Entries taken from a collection

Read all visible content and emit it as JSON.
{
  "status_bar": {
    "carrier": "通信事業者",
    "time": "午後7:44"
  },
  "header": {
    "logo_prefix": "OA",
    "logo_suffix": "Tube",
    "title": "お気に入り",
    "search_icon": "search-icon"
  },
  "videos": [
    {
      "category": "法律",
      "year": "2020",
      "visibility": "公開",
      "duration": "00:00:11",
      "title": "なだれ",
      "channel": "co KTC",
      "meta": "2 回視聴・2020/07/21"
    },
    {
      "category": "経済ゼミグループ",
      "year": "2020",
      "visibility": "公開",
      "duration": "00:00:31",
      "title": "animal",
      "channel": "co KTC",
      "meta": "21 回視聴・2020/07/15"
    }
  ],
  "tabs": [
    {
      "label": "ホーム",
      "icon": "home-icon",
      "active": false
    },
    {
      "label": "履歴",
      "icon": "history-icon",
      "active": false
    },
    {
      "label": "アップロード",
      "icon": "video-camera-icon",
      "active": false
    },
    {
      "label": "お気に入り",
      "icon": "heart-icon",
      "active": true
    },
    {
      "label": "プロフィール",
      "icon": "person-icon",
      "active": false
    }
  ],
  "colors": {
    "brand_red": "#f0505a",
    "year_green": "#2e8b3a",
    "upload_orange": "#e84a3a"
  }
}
* * *
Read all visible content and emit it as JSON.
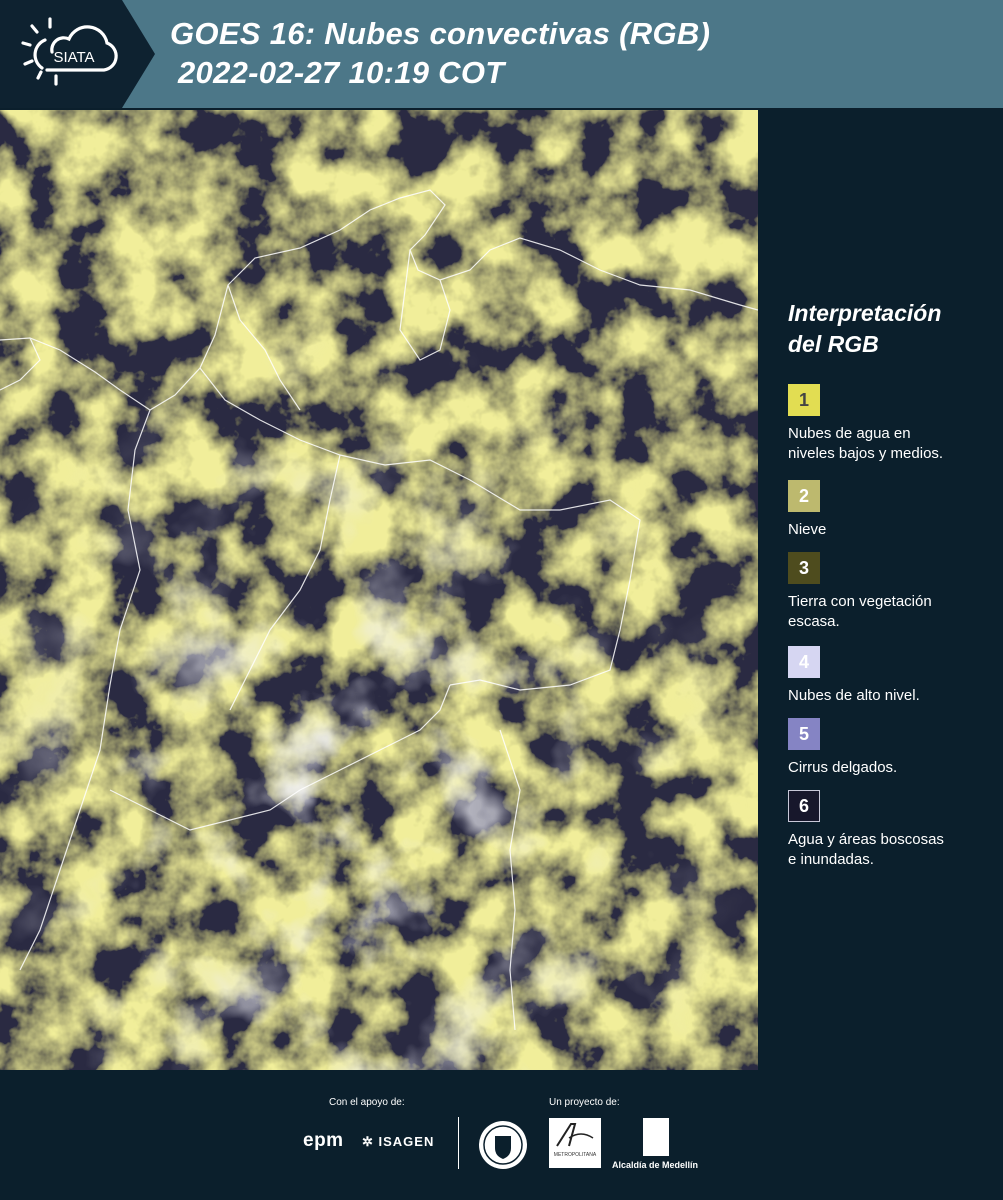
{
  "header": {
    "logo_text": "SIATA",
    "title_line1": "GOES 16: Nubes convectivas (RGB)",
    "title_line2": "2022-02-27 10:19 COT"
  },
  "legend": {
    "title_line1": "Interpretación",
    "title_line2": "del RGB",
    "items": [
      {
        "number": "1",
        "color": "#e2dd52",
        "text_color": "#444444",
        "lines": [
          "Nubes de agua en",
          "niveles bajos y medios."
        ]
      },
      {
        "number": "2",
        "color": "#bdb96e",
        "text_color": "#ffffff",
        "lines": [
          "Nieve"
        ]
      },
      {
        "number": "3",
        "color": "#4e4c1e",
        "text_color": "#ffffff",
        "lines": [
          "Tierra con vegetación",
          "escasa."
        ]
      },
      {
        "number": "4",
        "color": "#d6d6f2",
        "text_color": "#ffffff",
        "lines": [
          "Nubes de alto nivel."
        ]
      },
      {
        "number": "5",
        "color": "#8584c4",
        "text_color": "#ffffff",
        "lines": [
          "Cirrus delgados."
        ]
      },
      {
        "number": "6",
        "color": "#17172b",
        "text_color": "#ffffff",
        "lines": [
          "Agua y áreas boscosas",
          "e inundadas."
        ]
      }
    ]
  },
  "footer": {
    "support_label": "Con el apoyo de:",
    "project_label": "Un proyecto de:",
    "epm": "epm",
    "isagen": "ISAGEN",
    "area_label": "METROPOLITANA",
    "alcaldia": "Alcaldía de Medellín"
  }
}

_WHAT THE TASK REQUIRES_
Look through the listing above. Pick out each line with "meta" and copy it.

_REPLY TO THE TASK_
      "meta": "2 回視聴・2020/07/21"
      "meta": "21 回視聴・2020/07/15"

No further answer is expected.